** Begin PASSAGE **

The analysis of ship behaviour is crucial for the development of maritime autonomous surface ships (MASS) and the new-generation Waterborne Transportation System (N-WTS). The data-driven behaviour analysis of historical data (e.g., radar data, AIS data, CCTV data, etc.) via statistics and machine learning methods is one fundamental method that help researchers learn the behaviour of a ship in a real-life scenario. Knowledge-driven behaviour analysis, on the other hand, is another method used to extract information from navigation rules and regulations, offering valuable prior knowledge about ship behaviour according to such rules. Both methods are important for understanding the traffic behaviour of a ship and can be used to aid the situational awareness of officers on watch onboard, operators in Vessel Traffic Service (VTS), and intelligent machines in MASS or N-WTS.

This Special Issue aims to collate studies that provide new insights on data/knowledge-driven behaviour analysis for MASS and N-WTS, including but not limited to data-driven behaviour modelling, knowledge-driven behaviour modelling, multisource heterogeneous traffic data fusion, risk analysis and management of MASS, etc. A brief overview of all the contributions, emphasizing the main research topics and outcomes of the analysis, follows.

Data-driven behaviour analysis is a powerful tool for learning ship behaviour from large amounts of data, and four papers collated in this SI explore this method.

To support intelligent fishery management and the sustainable development of fishery resources, the recognition of fishing behaviour from massive AIS data is essential. A group of researchers from China and the Netherlands, Zhang et al. [1], proposed a multi-scale behaviour analysis method for fishing behaviour recognition, which is based on historical AIS data. Firstly, the stop points (SPs) and points of interest (POI) of each trajectory were identified, allowing the voyage information of each vessel to be discovered based on the identified SPs and POI. Then, combining the motion and morphological features of the entire trajectory, a logistic regression model for fishing behaviour detection was developed. To verify the proposed methods, fishing log data from ocean squid fishing vessels in Argentine waters (collected in 2020) were used, and the results show that (1) the proposed method provides robust and accurate recognition results; (2) the seasonal changes in squid fishing activities can also be detected. The results reveal the potential of the proposed method for the intelligent management of fishery activities.

** End PASSAGE **
** Begin INPUT DATA **

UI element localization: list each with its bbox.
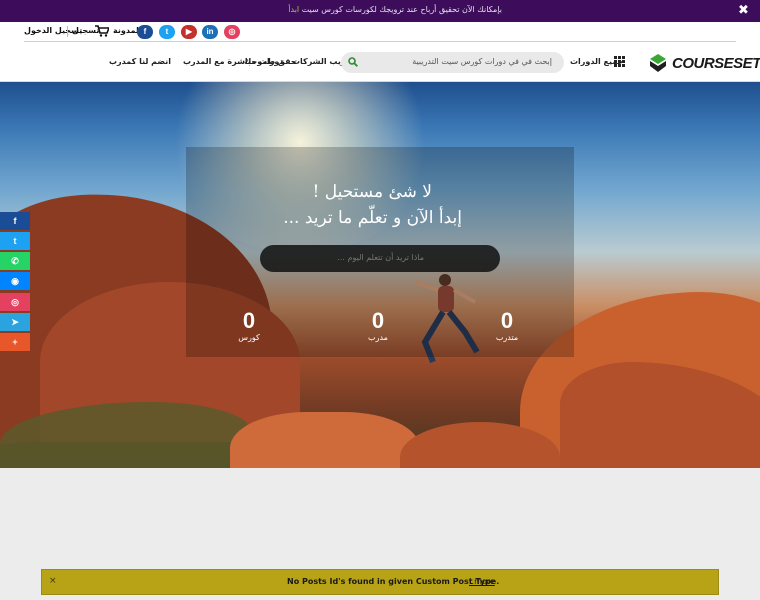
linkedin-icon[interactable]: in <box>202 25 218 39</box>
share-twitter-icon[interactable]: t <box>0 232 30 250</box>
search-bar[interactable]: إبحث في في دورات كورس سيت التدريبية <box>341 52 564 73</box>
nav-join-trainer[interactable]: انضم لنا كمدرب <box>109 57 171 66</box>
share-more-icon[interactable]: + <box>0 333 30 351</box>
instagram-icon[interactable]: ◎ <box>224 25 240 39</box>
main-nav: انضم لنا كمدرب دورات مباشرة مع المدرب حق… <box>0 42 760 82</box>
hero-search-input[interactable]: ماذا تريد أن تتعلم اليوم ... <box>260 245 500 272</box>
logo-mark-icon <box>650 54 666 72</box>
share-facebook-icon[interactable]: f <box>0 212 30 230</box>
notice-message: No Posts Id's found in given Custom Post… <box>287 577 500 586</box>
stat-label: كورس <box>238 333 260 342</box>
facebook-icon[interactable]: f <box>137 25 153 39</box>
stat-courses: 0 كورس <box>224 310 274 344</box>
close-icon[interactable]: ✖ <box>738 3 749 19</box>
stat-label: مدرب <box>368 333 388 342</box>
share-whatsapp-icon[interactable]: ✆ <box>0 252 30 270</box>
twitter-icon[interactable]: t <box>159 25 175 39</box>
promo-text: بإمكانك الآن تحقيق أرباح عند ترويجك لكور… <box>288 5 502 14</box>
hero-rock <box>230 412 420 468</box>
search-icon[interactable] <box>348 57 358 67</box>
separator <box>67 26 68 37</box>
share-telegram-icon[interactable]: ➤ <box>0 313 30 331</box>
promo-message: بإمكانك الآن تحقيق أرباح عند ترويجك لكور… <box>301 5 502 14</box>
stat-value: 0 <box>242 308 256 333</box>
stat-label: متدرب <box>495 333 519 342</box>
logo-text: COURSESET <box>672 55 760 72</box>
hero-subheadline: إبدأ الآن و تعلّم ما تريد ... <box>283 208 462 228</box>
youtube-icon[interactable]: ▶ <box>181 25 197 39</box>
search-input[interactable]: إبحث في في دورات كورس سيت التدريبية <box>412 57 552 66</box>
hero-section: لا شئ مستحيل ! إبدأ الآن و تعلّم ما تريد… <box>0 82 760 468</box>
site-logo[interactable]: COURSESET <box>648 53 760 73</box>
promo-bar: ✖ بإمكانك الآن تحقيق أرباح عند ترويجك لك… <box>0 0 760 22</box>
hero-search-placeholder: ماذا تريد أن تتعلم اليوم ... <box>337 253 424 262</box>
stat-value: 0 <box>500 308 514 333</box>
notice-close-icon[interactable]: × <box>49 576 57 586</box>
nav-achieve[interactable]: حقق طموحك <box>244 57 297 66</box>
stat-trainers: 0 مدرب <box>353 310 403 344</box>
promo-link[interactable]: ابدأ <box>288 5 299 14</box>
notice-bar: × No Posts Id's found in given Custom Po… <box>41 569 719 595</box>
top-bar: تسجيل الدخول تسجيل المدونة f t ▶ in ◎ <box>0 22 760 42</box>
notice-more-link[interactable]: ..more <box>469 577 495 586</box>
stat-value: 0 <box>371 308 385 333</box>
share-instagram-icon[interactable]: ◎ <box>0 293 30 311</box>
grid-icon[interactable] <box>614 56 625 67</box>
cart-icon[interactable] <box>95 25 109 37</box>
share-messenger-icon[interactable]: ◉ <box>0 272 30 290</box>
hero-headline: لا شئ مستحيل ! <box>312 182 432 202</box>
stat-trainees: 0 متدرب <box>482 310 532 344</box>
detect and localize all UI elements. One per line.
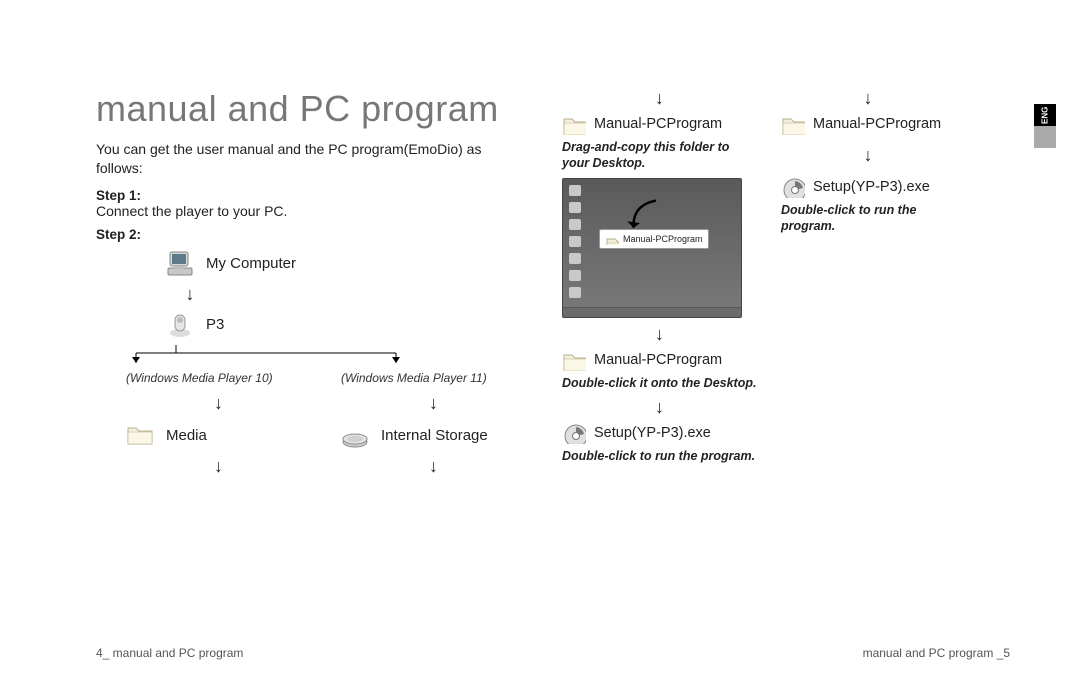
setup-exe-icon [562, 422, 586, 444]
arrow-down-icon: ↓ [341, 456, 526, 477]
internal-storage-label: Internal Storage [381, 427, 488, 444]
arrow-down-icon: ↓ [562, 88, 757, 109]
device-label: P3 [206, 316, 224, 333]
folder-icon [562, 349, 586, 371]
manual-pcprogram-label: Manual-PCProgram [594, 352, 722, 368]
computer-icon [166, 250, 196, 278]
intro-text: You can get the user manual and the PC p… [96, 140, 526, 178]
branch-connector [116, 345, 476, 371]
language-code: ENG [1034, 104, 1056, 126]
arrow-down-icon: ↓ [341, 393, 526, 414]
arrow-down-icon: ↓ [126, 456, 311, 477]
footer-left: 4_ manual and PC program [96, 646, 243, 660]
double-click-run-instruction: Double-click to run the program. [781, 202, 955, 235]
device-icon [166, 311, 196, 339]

** End INPUT DATA **

● SET EXERCISE 1: In the rows, take everything from the line containing "setup-exe-icon [562, 422, 586, 444]" down to the last row, and change each "arrow-down-icon" to "down-arrow-icon". Output only those lines.
● SET EXERCISE 2: Write what follows the last sentence of the passage on ship behaviour analysis.
The passage and the rows come from unrelated sources.

● REPLY 1:
setup-exe-icon [562, 422, 586, 444]
down-arrow-icon: ↓ [341, 456, 526, 477]
internal-storage-label: Internal Storage [381, 427, 488, 444]
down-arrow-icon: ↓ [562, 88, 757, 109]
device-label: P3 [206, 316, 224, 333]
folder-icon [562, 349, 586, 371]
manual-pcprogram-label: Manual-PCProgram [594, 352, 722, 368]
computer-icon [166, 250, 196, 278]
intro-text: You can get the user manual and the PC p… [96, 140, 526, 178]
branch-connector [116, 345, 476, 371]
language-code: ENG [1034, 104, 1056, 126]
down-arrow-icon: ↓ [341, 393, 526, 414]
down-arrow-icon: ↓ [126, 456, 311, 477]
footer-left: 4_ manual and PC program [96, 646, 243, 660]
double-click-run-instruction: Double-click to run the program. [781, 202, 955, 235]
device-icon [166, 311, 196, 339]

● REPLY 2:
The group behaviour of ships sailing in dense waters has attracted widespread attention from researchers in recent years. Zhou et al. [3] proposed a feature-driven spatiotemporal companion pattern (STCP) mining method, which could be used to recognize and detect the activities of groups of ships. Firstly, the trajectory of the ships was rasterized into a set of individual pixels, called spatiotemporal trajectory grid sequences (STTGSs); secondly, filtering rules incorporating constraints on range, time, and distance were designed to define a set of basic pattern candidates; thirdly, a similarity measure was proposed to evaluate the similarity between STTGSs and the basic pattern candidates, and then the behaviour of the ship was recognized by comparing the similarity and the confidence threshold. To validate the proposed method, trajectory data from Taiwan Strait were used, and results show that (1) 825 pairs of associated ships and 225 pairs of accompanying ships were recognized when the grid size was set as 0.05° and the confidence level was set as 0.5; (2) larger grid sizes could contribute to more associated ship pairs and a higher confidence level of the behaviour; (3) accompanying behaviour such as cooperative operation, companion navigation, etc., could be detected using the proposed method. The results demonstrate the performance of the proposed method for identifying group activities in certain waters, indicating its potential in the N-WTS.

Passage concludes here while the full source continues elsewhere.